**EXERCISE:** Each entry should be quoted word for word, including every mark of punctuation.

**Stored items:**

++++++

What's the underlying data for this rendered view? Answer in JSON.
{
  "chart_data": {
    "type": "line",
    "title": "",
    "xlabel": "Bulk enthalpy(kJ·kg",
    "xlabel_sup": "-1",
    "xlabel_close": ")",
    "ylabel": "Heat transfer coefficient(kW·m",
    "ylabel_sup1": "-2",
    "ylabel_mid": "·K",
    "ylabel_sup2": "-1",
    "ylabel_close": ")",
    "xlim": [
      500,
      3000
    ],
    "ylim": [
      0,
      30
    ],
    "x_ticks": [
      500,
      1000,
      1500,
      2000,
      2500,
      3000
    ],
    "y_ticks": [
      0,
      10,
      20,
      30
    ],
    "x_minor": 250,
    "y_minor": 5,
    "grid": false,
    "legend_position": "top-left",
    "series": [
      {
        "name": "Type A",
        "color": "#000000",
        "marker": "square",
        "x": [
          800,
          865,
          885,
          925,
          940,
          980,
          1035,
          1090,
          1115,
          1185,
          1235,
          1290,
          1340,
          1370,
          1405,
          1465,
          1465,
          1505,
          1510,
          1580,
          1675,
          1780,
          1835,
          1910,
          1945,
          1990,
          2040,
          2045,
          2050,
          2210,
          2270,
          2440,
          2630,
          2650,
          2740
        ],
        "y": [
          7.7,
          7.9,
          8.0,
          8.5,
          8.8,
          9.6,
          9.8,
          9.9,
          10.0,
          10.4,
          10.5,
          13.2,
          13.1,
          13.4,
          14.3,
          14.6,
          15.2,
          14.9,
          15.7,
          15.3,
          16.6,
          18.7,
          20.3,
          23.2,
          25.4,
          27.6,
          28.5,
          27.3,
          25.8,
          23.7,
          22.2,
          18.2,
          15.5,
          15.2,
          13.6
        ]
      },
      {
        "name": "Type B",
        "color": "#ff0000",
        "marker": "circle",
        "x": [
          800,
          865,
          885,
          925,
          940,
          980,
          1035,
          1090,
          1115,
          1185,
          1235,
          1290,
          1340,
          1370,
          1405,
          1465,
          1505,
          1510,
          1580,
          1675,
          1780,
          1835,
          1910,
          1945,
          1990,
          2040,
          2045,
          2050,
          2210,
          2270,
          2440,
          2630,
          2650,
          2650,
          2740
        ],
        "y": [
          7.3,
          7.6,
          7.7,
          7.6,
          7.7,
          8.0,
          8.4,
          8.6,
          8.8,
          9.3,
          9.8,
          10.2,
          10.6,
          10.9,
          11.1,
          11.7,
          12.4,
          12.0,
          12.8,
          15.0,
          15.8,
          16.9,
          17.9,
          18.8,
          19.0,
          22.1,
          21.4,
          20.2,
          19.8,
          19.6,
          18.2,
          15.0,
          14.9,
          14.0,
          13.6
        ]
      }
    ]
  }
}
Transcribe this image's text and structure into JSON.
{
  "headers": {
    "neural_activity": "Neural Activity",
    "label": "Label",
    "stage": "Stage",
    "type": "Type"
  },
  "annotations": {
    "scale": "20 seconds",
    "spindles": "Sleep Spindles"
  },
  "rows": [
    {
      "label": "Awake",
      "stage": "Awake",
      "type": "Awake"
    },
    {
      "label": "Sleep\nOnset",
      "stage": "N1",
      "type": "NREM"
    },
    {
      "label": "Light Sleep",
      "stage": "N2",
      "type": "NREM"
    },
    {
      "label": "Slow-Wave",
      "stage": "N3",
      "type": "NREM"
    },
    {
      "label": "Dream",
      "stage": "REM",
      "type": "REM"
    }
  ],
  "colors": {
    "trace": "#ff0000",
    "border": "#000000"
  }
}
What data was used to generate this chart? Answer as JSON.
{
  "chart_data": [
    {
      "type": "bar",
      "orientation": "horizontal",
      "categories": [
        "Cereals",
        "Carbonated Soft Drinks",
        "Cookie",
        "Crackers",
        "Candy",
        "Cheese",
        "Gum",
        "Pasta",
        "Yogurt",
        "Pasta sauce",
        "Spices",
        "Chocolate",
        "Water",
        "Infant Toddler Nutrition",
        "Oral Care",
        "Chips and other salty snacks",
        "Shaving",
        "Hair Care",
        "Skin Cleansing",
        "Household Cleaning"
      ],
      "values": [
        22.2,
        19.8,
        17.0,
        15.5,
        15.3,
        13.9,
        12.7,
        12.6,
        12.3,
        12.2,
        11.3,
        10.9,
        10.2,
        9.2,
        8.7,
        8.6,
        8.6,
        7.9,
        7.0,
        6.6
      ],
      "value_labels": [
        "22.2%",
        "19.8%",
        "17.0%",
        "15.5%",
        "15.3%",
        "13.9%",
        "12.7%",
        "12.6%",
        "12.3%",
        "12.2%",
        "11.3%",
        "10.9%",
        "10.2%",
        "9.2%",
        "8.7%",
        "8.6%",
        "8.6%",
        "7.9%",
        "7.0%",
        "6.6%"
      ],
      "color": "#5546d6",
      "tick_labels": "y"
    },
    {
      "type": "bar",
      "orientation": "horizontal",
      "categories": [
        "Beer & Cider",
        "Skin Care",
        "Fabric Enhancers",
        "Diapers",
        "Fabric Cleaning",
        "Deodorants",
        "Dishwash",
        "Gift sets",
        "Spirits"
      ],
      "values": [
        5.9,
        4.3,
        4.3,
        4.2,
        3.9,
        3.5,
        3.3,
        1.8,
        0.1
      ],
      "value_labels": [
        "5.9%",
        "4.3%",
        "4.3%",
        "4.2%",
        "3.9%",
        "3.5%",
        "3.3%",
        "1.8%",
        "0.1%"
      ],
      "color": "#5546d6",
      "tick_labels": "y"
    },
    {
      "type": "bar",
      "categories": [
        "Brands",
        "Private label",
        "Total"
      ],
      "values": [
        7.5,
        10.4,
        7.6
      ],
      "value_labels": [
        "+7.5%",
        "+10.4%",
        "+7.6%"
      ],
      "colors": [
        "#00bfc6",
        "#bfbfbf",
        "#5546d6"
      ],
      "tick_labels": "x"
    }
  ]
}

++++++

**RESPONSE:**
What's the underlying data for this rendered view? Answer in JSON.
{
  "chart_data": {
    "type": "line",
    "title": "",
    "xlabel": "Bulk enthalpy(kJ·kg",
    "xlabel_sup": "-1",
    "xlabel_close": ")",
    "ylabel": "Heat transfer coefficient(kW·m",
    "ylabel_sup1": "-2",
    "ylabel_mid": "·K",
    "ylabel_sup2": "-1",
    "ylabel_close": ")",
    "xlim": [
      500,
      3000
    ],
    "ylim": [
      0,
      30
    ],
    "x_ticks": [
      500,
      1000,
      1500,
      2000,
      2500,
      3000
    ],
    "y_ticks": [
      0,
      10,
      20,
      30
    ],
    "x_minor": 250,
    "y_minor": 5,
    "grid": false,
    "legend_position": "top-left",
    "series": [
      {
        "name": "Type A",
        "color": "#000000",
        "marker": "square",
        "x": [
          800,
          865,
          885,
          925,
          940,
          980,
          1035,
          1090,
          1115,
          1185,
          1235,
          1290,
          1340,
          1370,
          1405,
          1465,
          1465,
          1505,
          1510,
          1580,
          1675,
          1780,
          1835,
          1910,
          1945,
          1990,
          2040,
          2045,
          2050,
          2210,
          2270,
          2440,
          2630,
          2650,
          2740
        ],
        "y": [
          7.7,
          7.9,
          8.0,
          8.5,
          8.8,
          9.6,
          9.8,
          9.9,
          10.0,
          10.4,
          10.5,
          13.2,
          13.1,
          13.4,
          14.3,
          14.6,
          15.2,
          14.9,
          15.7,
          15.3,
          16.6,
          18.7,
          20.3,
          23.2,
          25.4,
          27.6,
          28.5,
          27.3,
          25.8,
          23.7,
          22.2,
          18.2,
          15.5,
          15.2,
          13.6
        ]
      },
      {
        "name": "Type B",
        "color": "#ff0000",
        "marker": "circle",
        "x": [
          800,
          865,
          885,
          925,
          940,
          980,
          1035,
          1090,
          1115,
          1185,
          1235,
          1290,
          1340,
          1370,
          1405,
          1465,
          1505,
          1510,
          1580,
          1675,
          1780,
          1835,
          1910,
          1945,
          1990,
          2040,
          2045,
          2050,
          2210,
          2270,
          2440,
          2630,
          2650,
          2650,
          2740
        ],
        "y": [
          7.3,
          7.6,
          7.7,
          7.6,
          7.7,
          8.0,
          8.4,
          8.6,
          8.8,
          9.3,
          9.8,
          10.2,
          10.6,
          10.9,
          11.1,
          11.7,
          12.4,
          12.0,
          12.8,
          15.0,
          15.8,
          16.9,
          17.9,
          18.8,
          19.0,
          22.1,
          21.4,
          20.2,
          19.8,
          19.6,
          18.2,
          15.0,
          14.9,
          14.0,
          13.6
        ]
      }
    ]
  }
}
Transcribe this image's text and structure into JSON.
{
  "headers": {
    "neural_activity": "Neural Activity",
    "label": "Label",
    "stage": "Stage",
    "type": "Type"
  },
  "annotations": {
    "scale": "20 seconds",
    "spindles": "Sleep Spindles"
  },
  "rows": [
    {
      "label": "Awake",
      "stage": "Awake",
      "type": "Awake"
    },
    {
      "label": "Sleep\nOnset",
      "stage": "N1",
      "type": "NREM"
    },
    {
      "label": "Light Sleep",
      "stage": "N2",
      "type": "NREM"
    },
    {
      "label": "Slow-Wave",
      "stage": "N3",
      "type": "NREM"
    },
    {
      "label": "Dream",
      "stage": "REM",
      "type": "REM"
    }
  ],
  "colors": {
    "trace": "#ff0000",
    "border": "#000000"
  }
}
What data was used to generate this chart? Answer as JSON.
{
  "chart_data": [
    {
      "type": "bar",
      "orientation": "horizontal",
      "categories": [
        "Cereals",
        "Carbonated Soft Drinks",
        "Cookie",
        "Crackers",
        "Candy",
        "Cheese",
        "Gum",
        "Pasta",
        "Yogurt",
        "Pasta sauce",
        "Spices",
        "Chocolate",
        "Water",
        "Infant Toddler Nutrition",
        "Oral Care",
        "Chips and other salty snacks",
        "Shaving",
        "Hair Care",
        "Skin Cleansing",
        "Household Cleaning"
      ],
      "values": [
        22.2,
        19.8,
        17.0,
        15.5,
        15.3,
        13.9,
        12.7,
        12.6,
        12.3,
        12.2,
        11.3,
        10.9,
        10.2,
        9.2,
        8.7,
        8.6,
        8.6,
        7.9,
        7.0,
        6.6
      ],
      "value_labels": [
        "22.2%",
        "19.8%",
        "17.0%",
        "15.5%",
        "15.3%",
        "13.9%",
        "12.7%",
        "12.6%",
        "12.3%",
        "12.2%",
        "11.3%",
        "10.9%",
        "10.2%",
        "9.2%",
        "8.7%",
        "8.6%",
        "8.6%",
        "7.9%",
        "7.0%",
        "6.6%"
      ],
      "color": "#5546d6",
      "tick_labels": "y"
    },
    {
      "type": "bar",
      "orientation": "horizontal",
      "categories": [
        "Beer & Cider",
        "Skin Care",
        "Fabric Enhancers",
        "Diapers",
        "Fabric Cleaning",
        "Deodorants",
        "Dishwash",
        "Gift sets",
        "Spirits"
      ],
      "values": [
        5.9,
        4.3,
        4.3,
        4.2,
        3.9,
        3.5,
        3.3,
        1.8,
        0.1
      ],
      "value_labels": [
        "5.9%",
        "4.3%",
        "4.3%",
        "4.2%",
        "3.9%",
        "3.5%",
        "3.3%",
        "1.8%",
        "0.1%"
      ],
      "color": "#5546d6",
      "tick_labels": "y"
    },
    {
      "type": "bar",
      "categories": [
        "Brands",
        "Private label",
        "Total"
      ],
      "values": [
        7.5,
        10.4,
        7.6
      ],
      "value_labels": [
        "+7.5%",
        "+10.4%",
        "+7.6%"
      ],
      "colors": [
        "#00bfc6",
        "#bfbfbf",
        "#5546d6"
      ],
      "tick_labels": "x"
    }
  ]
}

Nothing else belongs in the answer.